— BEGIN Information shown —

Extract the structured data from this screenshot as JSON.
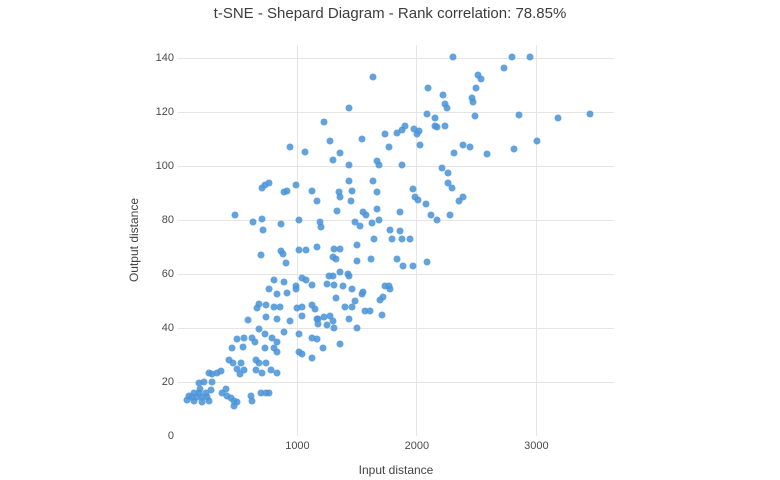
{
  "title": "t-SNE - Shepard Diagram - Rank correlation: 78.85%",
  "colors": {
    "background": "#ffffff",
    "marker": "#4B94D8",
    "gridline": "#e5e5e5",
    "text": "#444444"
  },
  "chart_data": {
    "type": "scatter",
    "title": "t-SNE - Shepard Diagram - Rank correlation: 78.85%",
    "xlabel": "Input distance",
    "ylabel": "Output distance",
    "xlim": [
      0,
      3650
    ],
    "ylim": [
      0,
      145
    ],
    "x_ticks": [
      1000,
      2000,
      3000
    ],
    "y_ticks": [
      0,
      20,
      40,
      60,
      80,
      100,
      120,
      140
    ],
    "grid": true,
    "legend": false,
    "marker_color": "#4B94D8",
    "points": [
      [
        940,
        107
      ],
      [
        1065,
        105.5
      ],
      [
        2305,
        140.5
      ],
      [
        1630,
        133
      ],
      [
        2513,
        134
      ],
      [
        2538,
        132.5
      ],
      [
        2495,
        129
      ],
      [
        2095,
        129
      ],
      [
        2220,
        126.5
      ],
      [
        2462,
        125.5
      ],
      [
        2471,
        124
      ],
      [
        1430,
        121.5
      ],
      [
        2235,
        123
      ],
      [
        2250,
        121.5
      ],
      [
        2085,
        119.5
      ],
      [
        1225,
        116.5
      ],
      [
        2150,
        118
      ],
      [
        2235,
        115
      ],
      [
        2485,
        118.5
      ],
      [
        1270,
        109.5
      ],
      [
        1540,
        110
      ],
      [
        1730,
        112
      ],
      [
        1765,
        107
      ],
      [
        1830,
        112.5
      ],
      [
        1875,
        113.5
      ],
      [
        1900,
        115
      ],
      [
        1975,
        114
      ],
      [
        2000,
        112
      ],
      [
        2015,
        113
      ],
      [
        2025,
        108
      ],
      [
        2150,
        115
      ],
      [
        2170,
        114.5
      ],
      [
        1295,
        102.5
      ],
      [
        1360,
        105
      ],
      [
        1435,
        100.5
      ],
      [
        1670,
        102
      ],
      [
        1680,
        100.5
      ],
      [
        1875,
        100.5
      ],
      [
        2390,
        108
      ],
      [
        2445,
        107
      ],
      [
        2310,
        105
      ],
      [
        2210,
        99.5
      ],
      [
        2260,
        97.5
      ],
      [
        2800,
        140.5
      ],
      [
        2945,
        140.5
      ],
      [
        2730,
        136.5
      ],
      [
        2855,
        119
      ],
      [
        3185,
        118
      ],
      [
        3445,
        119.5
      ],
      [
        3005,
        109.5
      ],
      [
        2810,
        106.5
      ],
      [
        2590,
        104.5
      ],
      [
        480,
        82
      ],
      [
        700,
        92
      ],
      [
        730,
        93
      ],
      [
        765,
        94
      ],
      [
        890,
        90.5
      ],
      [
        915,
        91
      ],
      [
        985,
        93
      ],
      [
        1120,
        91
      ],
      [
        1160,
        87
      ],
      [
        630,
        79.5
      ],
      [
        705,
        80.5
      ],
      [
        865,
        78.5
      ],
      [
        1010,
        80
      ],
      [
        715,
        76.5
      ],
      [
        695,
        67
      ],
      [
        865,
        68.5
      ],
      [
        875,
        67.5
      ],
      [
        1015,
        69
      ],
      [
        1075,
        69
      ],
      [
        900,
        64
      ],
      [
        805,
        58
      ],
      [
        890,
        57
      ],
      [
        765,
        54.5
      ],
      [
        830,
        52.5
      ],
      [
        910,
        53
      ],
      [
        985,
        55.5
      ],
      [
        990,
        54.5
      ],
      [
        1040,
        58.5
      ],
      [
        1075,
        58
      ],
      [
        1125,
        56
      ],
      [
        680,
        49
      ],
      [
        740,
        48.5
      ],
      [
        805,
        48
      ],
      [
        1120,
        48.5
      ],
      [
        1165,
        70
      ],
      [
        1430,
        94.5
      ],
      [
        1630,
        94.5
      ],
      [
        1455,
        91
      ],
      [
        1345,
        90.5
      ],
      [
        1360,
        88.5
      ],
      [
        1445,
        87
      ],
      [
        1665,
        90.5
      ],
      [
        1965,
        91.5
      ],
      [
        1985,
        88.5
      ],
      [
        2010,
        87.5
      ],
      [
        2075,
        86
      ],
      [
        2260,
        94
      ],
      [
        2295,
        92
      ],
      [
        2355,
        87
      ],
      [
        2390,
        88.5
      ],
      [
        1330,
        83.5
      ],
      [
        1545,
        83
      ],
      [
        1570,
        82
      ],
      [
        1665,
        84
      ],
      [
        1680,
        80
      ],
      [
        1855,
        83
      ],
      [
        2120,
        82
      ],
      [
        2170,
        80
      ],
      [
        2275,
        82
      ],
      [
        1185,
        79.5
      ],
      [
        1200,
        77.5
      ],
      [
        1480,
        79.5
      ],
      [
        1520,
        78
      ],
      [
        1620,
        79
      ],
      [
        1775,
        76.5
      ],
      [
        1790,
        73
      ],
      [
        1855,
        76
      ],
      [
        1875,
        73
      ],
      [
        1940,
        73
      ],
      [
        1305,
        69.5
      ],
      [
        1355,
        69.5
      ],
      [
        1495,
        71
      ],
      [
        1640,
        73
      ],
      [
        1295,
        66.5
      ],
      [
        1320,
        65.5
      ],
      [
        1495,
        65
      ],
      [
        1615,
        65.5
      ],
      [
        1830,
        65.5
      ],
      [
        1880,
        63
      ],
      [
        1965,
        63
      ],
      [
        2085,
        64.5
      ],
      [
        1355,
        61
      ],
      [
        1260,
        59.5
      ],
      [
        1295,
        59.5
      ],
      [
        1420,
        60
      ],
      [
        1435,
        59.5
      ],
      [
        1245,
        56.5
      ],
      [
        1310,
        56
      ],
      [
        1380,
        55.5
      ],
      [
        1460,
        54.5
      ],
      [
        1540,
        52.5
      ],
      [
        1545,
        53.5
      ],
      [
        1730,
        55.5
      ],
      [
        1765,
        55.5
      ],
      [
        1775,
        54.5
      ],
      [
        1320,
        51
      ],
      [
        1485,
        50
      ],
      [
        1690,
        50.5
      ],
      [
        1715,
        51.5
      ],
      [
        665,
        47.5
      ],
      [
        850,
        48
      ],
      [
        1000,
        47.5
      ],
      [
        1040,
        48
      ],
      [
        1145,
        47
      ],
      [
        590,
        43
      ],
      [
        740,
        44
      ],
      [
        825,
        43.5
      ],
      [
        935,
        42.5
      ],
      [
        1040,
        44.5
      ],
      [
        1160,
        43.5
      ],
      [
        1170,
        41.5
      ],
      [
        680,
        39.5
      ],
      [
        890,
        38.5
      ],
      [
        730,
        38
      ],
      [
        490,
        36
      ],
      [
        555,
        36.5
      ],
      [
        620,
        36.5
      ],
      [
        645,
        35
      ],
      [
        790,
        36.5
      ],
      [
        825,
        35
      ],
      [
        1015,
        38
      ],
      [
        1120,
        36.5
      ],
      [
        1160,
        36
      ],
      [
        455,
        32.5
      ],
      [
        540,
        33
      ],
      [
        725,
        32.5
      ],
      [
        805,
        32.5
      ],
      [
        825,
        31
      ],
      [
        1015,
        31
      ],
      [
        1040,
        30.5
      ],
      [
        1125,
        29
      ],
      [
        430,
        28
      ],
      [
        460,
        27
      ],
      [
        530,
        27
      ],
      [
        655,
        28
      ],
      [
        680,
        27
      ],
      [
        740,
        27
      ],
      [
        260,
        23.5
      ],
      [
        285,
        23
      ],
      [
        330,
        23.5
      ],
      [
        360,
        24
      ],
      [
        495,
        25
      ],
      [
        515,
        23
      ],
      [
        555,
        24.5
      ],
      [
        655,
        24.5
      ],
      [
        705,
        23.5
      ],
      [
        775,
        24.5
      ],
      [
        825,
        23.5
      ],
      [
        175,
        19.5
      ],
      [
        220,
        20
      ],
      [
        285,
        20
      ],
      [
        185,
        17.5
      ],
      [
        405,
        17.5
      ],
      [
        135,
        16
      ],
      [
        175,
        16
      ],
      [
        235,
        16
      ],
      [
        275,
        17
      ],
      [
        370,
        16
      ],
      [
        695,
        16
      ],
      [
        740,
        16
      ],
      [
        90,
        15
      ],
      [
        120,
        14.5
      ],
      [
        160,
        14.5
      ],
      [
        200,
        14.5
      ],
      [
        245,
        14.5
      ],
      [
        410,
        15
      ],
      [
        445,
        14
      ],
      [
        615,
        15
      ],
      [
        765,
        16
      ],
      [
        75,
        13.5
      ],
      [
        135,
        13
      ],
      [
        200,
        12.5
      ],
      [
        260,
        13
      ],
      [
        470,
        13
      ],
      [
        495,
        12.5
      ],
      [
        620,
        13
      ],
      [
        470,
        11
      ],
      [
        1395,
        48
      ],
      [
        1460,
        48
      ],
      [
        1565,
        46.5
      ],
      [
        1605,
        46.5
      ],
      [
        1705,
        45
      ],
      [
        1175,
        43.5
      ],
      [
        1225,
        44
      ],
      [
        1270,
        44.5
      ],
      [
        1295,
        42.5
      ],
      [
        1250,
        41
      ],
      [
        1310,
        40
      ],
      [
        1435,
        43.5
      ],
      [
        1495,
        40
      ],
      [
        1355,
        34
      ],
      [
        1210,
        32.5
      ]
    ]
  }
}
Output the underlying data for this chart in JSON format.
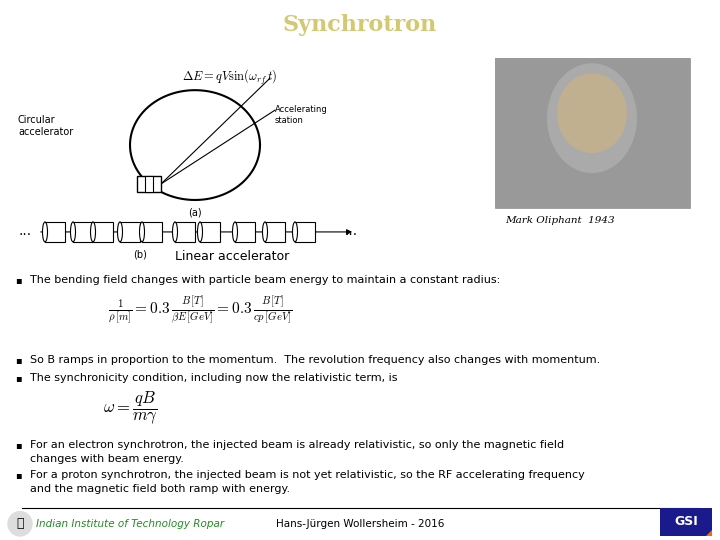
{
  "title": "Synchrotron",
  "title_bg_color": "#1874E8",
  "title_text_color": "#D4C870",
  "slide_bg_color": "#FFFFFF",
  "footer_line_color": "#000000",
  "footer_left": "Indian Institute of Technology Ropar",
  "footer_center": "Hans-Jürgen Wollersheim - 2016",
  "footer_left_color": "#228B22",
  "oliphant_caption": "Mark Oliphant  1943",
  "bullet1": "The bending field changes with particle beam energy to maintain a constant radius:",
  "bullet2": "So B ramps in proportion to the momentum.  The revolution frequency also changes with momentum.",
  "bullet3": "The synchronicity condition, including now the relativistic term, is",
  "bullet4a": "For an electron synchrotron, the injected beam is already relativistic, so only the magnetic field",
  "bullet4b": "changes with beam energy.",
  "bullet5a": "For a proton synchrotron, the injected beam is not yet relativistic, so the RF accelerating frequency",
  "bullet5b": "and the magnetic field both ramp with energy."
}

— END Information shown —

Exercise objective — For each line of the listing that holds the word "with", show that line.

Exercise solution —
  "bullet1": "The bending field changes with particle beam energy to maintain a constant radius:",
  "bullet2": "So B ramps in proportion to the momentum.  The revolution frequency also changes with momentum.",
  "bullet4b": "changes with beam energy.",
  "bullet5b": "and the magnetic field both ramp with energy."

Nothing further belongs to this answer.